=== Extracted records ===
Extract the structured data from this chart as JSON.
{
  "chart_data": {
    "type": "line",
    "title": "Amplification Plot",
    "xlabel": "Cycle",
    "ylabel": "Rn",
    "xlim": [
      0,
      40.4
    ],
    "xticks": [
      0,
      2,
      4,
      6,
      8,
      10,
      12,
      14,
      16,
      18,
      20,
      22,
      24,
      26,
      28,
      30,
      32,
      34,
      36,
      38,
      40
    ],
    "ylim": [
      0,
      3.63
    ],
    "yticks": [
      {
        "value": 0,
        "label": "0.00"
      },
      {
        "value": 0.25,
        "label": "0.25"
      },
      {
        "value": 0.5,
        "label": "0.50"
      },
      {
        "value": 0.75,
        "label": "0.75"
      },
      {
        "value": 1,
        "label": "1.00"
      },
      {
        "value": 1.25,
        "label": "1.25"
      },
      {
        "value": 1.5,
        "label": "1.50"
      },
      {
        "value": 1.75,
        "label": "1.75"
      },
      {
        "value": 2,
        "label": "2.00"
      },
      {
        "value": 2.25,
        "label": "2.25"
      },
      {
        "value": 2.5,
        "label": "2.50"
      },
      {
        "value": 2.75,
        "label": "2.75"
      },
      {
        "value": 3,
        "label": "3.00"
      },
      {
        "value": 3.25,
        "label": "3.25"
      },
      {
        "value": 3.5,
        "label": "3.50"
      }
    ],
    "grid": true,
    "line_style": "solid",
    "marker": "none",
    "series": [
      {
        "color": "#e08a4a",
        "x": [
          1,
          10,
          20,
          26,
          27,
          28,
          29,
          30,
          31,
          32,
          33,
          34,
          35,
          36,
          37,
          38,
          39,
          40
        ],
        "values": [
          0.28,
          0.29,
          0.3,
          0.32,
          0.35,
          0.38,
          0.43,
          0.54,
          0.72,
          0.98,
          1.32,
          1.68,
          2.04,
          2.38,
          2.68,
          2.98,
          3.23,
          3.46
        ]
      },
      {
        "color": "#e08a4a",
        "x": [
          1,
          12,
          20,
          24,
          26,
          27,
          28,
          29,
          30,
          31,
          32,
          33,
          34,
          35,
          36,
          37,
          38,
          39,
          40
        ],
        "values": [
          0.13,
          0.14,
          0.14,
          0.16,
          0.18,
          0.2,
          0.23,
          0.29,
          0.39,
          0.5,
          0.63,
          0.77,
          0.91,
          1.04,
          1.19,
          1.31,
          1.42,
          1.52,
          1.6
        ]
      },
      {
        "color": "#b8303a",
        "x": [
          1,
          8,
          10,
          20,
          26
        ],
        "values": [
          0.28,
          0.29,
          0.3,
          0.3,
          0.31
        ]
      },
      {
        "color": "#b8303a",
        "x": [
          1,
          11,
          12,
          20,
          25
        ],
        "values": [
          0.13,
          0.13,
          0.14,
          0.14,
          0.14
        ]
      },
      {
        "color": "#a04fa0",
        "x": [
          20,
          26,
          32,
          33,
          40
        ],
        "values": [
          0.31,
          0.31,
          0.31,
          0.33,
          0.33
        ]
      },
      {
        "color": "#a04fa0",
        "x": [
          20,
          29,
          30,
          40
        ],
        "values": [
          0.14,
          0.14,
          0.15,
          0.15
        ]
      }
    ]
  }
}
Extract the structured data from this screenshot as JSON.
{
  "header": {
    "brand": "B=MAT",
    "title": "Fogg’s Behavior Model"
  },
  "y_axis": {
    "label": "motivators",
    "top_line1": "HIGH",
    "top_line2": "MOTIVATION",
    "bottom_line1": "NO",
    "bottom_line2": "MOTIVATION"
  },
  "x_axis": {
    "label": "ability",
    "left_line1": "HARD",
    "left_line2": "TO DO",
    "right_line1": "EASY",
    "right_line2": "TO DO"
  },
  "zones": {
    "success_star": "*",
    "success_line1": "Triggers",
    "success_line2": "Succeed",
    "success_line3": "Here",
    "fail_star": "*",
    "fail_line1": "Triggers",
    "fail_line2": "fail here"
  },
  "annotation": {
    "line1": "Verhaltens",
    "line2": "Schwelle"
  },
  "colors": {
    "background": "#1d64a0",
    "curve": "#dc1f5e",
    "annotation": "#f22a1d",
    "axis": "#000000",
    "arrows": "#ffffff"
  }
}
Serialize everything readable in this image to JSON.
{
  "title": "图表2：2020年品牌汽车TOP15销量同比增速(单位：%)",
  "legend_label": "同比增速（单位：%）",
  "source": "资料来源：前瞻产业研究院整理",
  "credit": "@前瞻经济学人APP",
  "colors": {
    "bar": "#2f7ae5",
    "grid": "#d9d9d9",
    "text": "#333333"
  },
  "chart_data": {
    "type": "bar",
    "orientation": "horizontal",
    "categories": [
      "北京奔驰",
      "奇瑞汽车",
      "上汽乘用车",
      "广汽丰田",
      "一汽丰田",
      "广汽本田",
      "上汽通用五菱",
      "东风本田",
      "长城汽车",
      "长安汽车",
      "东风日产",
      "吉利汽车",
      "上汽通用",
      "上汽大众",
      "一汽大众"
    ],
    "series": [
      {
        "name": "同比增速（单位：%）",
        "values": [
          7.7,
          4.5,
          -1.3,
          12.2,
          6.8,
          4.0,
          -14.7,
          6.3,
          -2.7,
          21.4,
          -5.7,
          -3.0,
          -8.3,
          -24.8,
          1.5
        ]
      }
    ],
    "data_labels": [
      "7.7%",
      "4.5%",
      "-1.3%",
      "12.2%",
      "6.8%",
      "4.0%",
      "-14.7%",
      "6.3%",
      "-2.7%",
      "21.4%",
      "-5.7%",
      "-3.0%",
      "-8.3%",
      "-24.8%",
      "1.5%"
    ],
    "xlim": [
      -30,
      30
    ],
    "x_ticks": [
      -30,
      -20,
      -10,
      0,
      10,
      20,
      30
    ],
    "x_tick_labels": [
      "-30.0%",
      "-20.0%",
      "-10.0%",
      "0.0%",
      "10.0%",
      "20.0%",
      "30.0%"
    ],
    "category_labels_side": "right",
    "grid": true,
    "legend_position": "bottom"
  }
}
===
## To be done
Please repeat the material above, word for word and in full.

## Reply
Extract the structured data from this chart as JSON.
{
  "chart_data": {
    "type": "line",
    "title": "Amplification Plot",
    "xlabel": "Cycle",
    "ylabel": "Rn",
    "xlim": [
      0,
      40.4
    ],
    "xticks": [
      0,
      2,
      4,
      6,
      8,
      10,
      12,
      14,
      16,
      18,
      20,
      22,
      24,
      26,
      28,
      30,
      32,
      34,
      36,
      38,
      40
    ],
    "ylim": [
      0,
      3.63
    ],
    "yticks": [
      {
        "value": 0,
        "label": "0.00"
      },
      {
        "value": 0.25,
        "label": "0.25"
      },
      {
        "value": 0.5,
        "label": "0.50"
      },
      {
        "value": 0.75,
        "label": "0.75"
      },
      {
        "value": 1,
        "label": "1.00"
      },
      {
        "value": 1.25,
        "label": "1.25"
      },
      {
        "value": 1.5,
        "label": "1.50"
      },
      {
        "value": 1.75,
        "label": "1.75"
      },
      {
        "value": 2,
        "label": "2.00"
      },
      {
        "value": 2.25,
        "label": "2.25"
      },
      {
        "value": 2.5,
        "label": "2.50"
      },
      {
        "value": 2.75,
        "label": "2.75"
      },
      {
        "value": 3,
        "label": "3.00"
      },
      {
        "value": 3.25,
        "label": "3.25"
      },
      {
        "value": 3.5,
        "label": "3.50"
      }
    ],
    "grid": true,
    "line_style": "solid",
    "marker": "none",
    "series": [
      {
        "color": "#e08a4a",
        "x": [
          1,
          10,
          20,
          26,
          27,
          28,
          29,
          30,
          31,
          32,
          33,
          34,
          35,
          36,
          37,
          38,
          39,
          40
        ],
        "values": [
          0.28,
          0.29,
          0.3,
          0.32,
          0.35,
          0.38,
          0.43,
          0.54,
          0.72,
          0.98,
          1.32,
          1.68,
          2.04,
          2.38,
          2.68,
          2.98,
          3.23,
          3.46
        ]
      },
      {
        "color": "#e08a4a",
        "x": [
          1,
          12,
          20,
          24,
          26,
          27,
          28,
          29,
          30,
          31,
          32,
          33,
          34,
          35,
          36,
          37,
          38,
          39,
          40
        ],
        "values": [
          0.13,
          0.14,
          0.14,
          0.16,
          0.18,
          0.2,
          0.23,
          0.29,
          0.39,
          0.5,
          0.63,
          0.77,
          0.91,
          1.04,
          1.19,
          1.31,
          1.42,
          1.52,
          1.6
        ]
      },
      {
        "color": "#b8303a",
        "x": [
          1,
          8,
          10,
          20,
          26
        ],
        "values": [
          0.28,
          0.29,
          0.3,
          0.3,
          0.31
        ]
      },
      {
        "color": "#b8303a",
        "x": [
          1,
          11,
          12,
          20,
          25
        ],
        "values": [
          0.13,
          0.13,
          0.14,
          0.14,
          0.14
        ]
      },
      {
        "color": "#a04fa0",
        "x": [
          20,
          26,
          32,
          33,
          40
        ],
        "values": [
          0.31,
          0.31,
          0.31,
          0.33,
          0.33
        ]
      },
      {
        "color": "#a04fa0",
        "x": [
          20,
          29,
          30,
          40
        ],
        "values": [
          0.14,
          0.14,
          0.15,
          0.15
        ]
      }
    ]
  }
}
Extract the structured data from this screenshot as JSON.
{
  "header": {
    "brand": "B=MAT",
    "title": "Fogg’s Behavior Model"
  },
  "y_axis": {
    "label": "motivators",
    "top_line1": "HIGH",
    "top_line2": "MOTIVATION",
    "bottom_line1": "NO",
    "bottom_line2": "MOTIVATION"
  },
  "x_axis": {
    "label": "ability",
    "left_line1": "HARD",
    "left_line2": "TO DO",
    "right_line1": "EASY",
    "right_line2": "TO DO"
  },
  "zones": {
    "success_star": "*",
    "success_line1": "Triggers",
    "success_line2": "Succeed",
    "success_line3": "Here",
    "fail_star": "*",
    "fail_line1": "Triggers",
    "fail_line2": "fail here"
  },
  "annotation": {
    "line1": "Verhaltens",
    "line2": "Schwelle"
  },
  "colors": {
    "background": "#1d64a0",
    "curve": "#dc1f5e",
    "annotation": "#f22a1d",
    "axis": "#000000",
    "arrows": "#ffffff"
  }
}
Serialize everything readable in this image to JSON.
{
  "title": "图表2：2020年品牌汽车TOP15销量同比增速(单位：%)",
  "legend_label": "同比增速（单位：%）",
  "source": "资料来源：前瞻产业研究院整理",
  "credit": "@前瞻经济学人APP",
  "colors": {
    "bar": "#2f7ae5",
    "grid": "#d9d9d9",
    "text": "#333333"
  },
  "chart_data": {
    "type": "bar",
    "orientation": "horizontal",
    "categories": [
      "北京奔驰",
      "奇瑞汽车",
      "上汽乘用车",
      "广汽丰田",
      "一汽丰田",
      "广汽本田",
      "上汽通用五菱",
      "东风本田",
      "长城汽车",
      "长安汽车",
      "东风日产",
      "吉利汽车",
      "上汽通用",
      "上汽大众",
      "一汽大众"
    ],
    "series": [
      {
        "name": "同比增速（单位：%）",
        "values": [
          7.7,
          4.5,
          -1.3,
          12.2,
          6.8,
          4.0,
          -14.7,
          6.3,
          -2.7,
          21.4,
          -5.7,
          -3.0,
          -8.3,
          -24.8,
          1.5
        ]
      }
    ],
    "data_labels": [
      "7.7%",
      "4.5%",
      "-1.3%",
      "12.2%",
      "6.8%",
      "4.0%",
      "-14.7%",
      "6.3%",
      "-2.7%",
      "21.4%",
      "-5.7%",
      "-3.0%",
      "-8.3%",
      "-24.8%",
      "1.5%"
    ],
    "xlim": [
      -30,
      30
    ],
    "x_ticks": [
      -30,
      -20,
      -10,
      0,
      10,
      20,
      30
    ],
    "x_tick_labels": [
      "-30.0%",
      "-20.0%",
      "-10.0%",
      "0.0%",
      "10.0%",
      "20.0%",
      "30.0%"
    ],
    "category_labels_side": "right",
    "grid": true,
    "legend_position": "bottom"
  }
}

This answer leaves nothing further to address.